Written request a:
In the LCPA recipe post below, which generation has the writer's version reached?

── Extract to read

# Lcpa Recipe



## browndog (8/12/07)

Hi Folks,
if you do a search, there is a lot of info about LCPA, a lot of it from quite a while back and there are some recipes there that are just no where near what a LCPA should be. I read though all the old post and the new posts, chatted to the likes of Randyrob and others and have come up with this recipe. When I decided I wanted to do an LCPA I started with a version that was much to my own idea of what it would take to make this beer and to be honest, I thought it wasn't that far off. The version now is up to its 6th generation and as an AG brewer, you can appreciate that has happened over about 6 months. I started off bittering with chinook, then later on learned they use EKG, then took a few brews to get the bitterness right without the EKG flavour coming though. It took quite a few brews to get the mash temp and final gravity right ( I hope I'm right thinking it is around 1.005) and then after about the 5th attempt, finding out there is munich in the grain bill. I think the biggest challenge was trying to replicate the huge grapefruit flavour from the chinook flowers LC use in a hop back. I just kept adding more and more pellets at the end of the boil till I came close. I am a no chiller an d the recipe I am posting involves 50G chinook pellets at the nd of the boil then another 50G added to the cube, I guess you could change this to 100g at the end of the boil and it should come out the same. If you are a kegger, remember that LCPA is fairly heavily carbonated and has a good carbonation bite! so don't be afaid to crank the CO2 up when carbonating.

────

Written request b:
In the records, switch "grid-cell" to "table-cell" from the line with "grid-cell[interactable] [999,181,1079,197]" up to and including the line with "grid-cell[interactable] [1159,245,1239,261]". Give back only those lines, with nothing else changed.

── Input records

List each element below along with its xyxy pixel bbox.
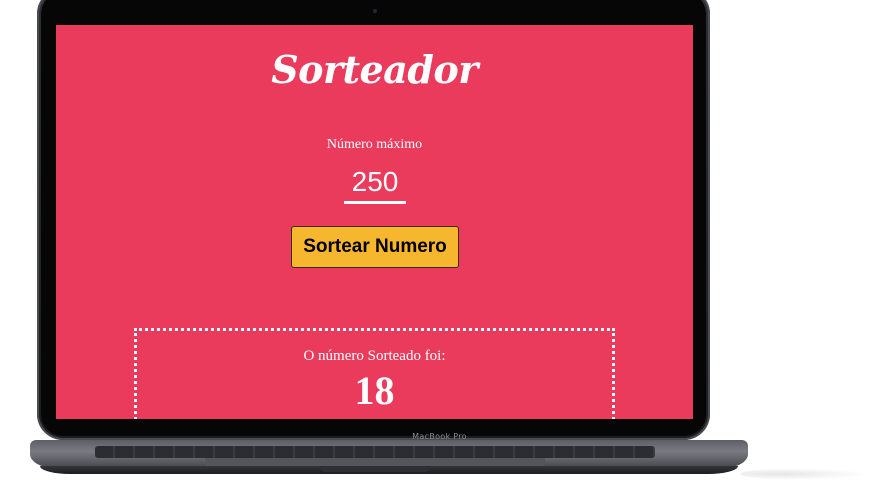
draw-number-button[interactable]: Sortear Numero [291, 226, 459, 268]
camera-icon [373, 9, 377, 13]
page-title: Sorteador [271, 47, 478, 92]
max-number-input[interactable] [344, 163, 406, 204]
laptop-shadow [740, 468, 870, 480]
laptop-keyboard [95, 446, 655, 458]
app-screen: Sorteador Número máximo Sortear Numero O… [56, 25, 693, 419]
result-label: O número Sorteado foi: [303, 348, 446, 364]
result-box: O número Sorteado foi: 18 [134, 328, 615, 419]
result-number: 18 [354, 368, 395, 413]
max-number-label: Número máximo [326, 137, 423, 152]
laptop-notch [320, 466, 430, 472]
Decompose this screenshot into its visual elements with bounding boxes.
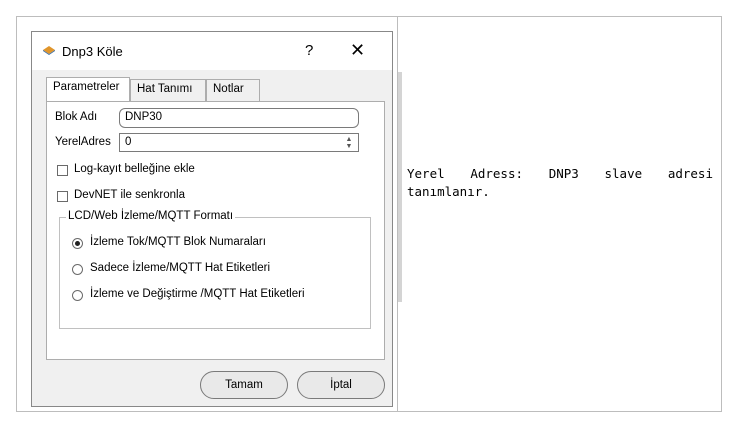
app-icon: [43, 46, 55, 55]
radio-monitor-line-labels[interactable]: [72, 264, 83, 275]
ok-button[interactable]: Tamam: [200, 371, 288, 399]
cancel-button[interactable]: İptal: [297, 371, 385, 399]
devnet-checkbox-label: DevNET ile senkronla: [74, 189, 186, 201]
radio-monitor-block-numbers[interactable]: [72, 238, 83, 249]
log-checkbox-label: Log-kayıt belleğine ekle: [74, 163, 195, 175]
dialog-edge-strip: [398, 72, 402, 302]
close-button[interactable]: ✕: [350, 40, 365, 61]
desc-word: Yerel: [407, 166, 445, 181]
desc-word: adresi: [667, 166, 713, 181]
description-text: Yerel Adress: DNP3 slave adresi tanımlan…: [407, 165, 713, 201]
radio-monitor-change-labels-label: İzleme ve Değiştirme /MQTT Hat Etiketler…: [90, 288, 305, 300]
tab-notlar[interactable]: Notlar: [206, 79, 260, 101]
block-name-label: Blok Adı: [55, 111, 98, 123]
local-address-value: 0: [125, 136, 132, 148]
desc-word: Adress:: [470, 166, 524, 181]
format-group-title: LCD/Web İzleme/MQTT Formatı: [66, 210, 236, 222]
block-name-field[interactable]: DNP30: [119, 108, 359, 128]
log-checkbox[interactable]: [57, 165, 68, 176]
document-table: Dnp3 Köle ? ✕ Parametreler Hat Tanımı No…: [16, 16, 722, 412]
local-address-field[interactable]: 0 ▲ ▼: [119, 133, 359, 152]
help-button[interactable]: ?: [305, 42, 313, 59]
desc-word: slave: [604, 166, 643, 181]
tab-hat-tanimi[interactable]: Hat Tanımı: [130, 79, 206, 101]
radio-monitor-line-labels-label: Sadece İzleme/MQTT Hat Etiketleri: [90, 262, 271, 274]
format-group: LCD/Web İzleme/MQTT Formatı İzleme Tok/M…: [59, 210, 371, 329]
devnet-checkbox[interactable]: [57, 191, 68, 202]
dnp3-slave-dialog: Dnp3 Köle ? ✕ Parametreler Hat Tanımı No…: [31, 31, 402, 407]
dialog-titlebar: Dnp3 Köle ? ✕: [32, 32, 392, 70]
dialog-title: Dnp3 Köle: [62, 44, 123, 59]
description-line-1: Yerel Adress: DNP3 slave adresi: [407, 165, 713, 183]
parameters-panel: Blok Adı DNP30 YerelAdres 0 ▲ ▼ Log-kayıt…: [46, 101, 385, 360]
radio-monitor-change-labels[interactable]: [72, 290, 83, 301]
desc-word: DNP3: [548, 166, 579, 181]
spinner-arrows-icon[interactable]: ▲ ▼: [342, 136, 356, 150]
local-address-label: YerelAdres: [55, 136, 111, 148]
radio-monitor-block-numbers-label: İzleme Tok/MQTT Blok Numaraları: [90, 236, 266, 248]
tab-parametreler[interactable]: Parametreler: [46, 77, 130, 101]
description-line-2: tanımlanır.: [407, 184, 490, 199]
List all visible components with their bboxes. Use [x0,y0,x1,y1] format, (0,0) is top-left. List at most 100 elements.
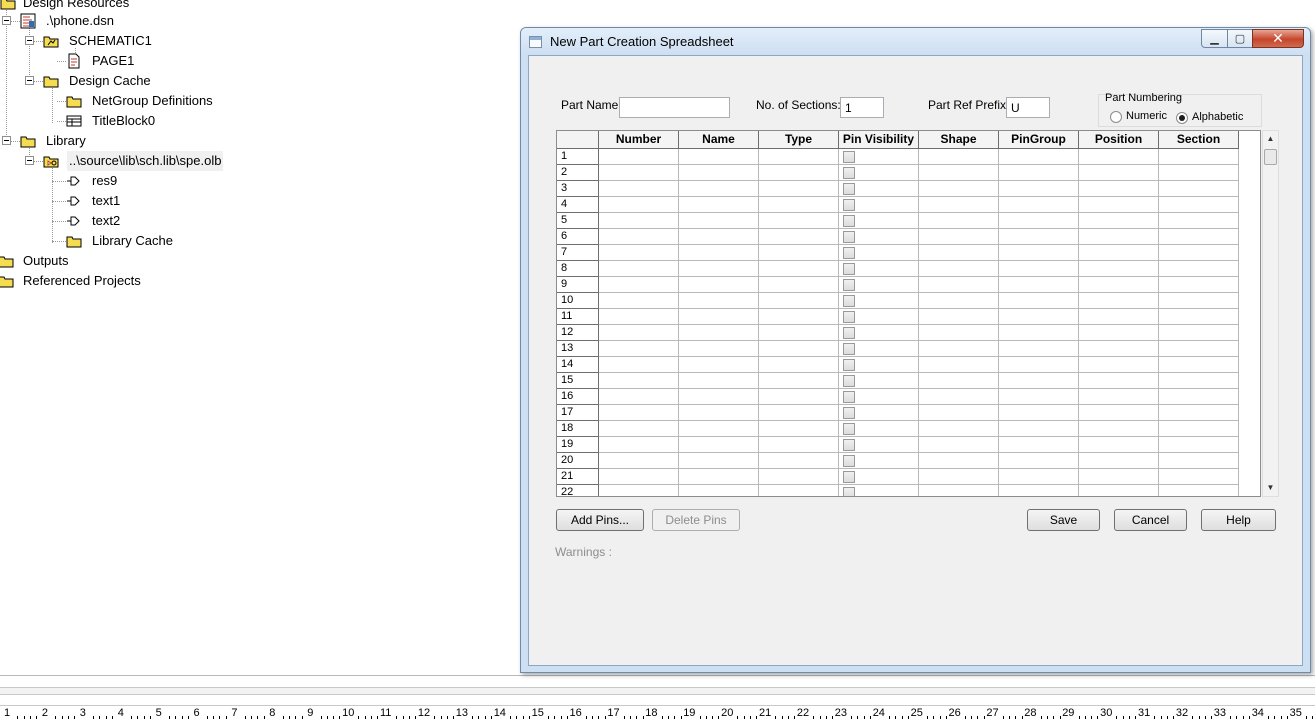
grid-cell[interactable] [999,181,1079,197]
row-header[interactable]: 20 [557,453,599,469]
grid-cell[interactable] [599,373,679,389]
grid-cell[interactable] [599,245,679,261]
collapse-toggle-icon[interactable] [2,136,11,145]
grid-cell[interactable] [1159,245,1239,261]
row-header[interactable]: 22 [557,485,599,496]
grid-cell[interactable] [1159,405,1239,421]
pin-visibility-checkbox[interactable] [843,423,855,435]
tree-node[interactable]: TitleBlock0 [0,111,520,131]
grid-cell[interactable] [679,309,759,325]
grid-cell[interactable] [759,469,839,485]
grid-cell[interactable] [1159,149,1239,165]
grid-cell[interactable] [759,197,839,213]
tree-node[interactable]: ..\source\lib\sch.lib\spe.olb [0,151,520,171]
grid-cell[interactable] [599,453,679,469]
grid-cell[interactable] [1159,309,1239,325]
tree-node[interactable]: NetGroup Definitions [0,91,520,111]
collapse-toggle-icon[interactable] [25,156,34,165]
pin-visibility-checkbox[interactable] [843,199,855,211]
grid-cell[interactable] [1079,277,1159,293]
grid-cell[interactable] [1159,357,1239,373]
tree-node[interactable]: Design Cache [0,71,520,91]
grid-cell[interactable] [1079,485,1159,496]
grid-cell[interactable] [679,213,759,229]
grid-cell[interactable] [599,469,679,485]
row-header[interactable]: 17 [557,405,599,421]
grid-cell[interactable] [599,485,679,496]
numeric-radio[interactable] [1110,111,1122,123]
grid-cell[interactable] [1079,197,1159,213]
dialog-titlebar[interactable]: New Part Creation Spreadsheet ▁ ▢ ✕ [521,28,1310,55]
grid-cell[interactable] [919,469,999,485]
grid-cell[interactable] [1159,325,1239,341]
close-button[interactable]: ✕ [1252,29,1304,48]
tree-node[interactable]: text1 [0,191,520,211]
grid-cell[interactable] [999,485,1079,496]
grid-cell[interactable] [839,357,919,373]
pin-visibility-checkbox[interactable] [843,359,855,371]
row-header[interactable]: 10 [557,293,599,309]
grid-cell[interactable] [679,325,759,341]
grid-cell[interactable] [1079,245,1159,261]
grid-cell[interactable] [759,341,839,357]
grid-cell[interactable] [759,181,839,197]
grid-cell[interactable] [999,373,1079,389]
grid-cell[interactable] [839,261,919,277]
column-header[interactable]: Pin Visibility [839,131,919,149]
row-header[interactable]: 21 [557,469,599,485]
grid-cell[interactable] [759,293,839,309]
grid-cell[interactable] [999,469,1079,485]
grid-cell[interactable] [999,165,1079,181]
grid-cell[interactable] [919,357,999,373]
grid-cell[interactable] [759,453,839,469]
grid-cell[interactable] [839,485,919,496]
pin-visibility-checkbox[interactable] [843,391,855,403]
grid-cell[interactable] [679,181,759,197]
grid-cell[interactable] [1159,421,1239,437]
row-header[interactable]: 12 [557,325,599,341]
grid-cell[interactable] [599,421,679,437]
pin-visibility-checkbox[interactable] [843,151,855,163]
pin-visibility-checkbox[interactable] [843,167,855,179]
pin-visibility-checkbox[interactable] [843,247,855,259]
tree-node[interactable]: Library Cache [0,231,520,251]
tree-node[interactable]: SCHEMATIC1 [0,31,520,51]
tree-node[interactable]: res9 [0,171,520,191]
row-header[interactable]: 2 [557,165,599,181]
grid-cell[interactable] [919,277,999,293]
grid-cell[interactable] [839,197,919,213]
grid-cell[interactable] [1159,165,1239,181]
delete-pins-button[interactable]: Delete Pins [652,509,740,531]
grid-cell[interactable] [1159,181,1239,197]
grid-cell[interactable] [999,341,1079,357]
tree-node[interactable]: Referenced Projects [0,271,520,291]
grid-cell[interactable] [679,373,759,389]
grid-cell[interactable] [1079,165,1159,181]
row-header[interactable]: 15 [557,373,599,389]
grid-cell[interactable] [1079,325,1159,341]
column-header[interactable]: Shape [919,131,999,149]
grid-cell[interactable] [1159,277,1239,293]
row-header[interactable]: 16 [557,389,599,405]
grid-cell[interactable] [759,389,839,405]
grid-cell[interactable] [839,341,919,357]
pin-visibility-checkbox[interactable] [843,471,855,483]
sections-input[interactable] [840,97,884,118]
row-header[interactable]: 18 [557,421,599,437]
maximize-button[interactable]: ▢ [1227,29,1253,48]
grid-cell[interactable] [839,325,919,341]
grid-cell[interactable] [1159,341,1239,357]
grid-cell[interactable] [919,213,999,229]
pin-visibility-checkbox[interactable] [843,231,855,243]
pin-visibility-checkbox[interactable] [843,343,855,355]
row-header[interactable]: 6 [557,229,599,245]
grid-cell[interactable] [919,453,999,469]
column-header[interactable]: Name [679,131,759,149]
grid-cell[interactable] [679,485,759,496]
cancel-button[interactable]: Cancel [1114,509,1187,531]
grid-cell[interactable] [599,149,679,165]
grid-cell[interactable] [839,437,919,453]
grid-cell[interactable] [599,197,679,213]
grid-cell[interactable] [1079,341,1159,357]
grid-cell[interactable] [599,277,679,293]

────

Expected answer a:
It is up to its 6th generation.

Expected answer b:
table-cell[interactable] [999,181,1079,197]
row-header[interactable]: 20 [557,453,599,469]
table-cell[interactable] [599,373,679,389]
table-cell[interactable] [599,245,679,261]
collapse-toggle-icon[interactable] [2,136,11,145]
table-cell[interactable] [1159,245,1239,261]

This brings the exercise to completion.